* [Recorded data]
•••
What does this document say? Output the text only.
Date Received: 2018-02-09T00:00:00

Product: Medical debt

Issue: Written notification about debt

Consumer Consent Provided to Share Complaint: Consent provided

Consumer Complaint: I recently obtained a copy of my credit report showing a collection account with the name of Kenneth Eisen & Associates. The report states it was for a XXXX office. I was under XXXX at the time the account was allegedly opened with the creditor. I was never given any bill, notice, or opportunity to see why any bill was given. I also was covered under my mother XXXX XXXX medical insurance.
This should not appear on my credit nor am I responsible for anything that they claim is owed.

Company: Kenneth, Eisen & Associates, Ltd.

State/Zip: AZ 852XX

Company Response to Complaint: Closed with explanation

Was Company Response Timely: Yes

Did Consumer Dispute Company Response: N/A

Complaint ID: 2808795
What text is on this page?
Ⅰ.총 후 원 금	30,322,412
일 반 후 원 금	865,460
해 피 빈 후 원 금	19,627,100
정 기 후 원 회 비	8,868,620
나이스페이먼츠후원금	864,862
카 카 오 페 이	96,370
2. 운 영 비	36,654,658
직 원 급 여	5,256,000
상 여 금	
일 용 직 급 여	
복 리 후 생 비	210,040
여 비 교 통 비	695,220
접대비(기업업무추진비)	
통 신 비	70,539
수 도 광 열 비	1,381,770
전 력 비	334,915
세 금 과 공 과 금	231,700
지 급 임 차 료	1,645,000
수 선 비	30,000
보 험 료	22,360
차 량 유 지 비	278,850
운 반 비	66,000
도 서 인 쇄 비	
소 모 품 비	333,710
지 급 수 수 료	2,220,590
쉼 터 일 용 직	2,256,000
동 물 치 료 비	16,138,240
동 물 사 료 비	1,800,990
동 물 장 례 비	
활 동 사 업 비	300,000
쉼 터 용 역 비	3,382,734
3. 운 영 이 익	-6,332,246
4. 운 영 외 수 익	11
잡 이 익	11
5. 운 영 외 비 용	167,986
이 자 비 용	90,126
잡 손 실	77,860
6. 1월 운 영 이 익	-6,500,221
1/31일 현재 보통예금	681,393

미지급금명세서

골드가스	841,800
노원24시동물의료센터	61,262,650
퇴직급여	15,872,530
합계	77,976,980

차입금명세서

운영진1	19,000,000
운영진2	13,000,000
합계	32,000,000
•••
* [OBJECTIVE]
Find the word "What" in the data and copy out each line where it turns up.

* [REPLY TO THE EXERCISE]
What does this document say? Output the text only.
What text is on this page?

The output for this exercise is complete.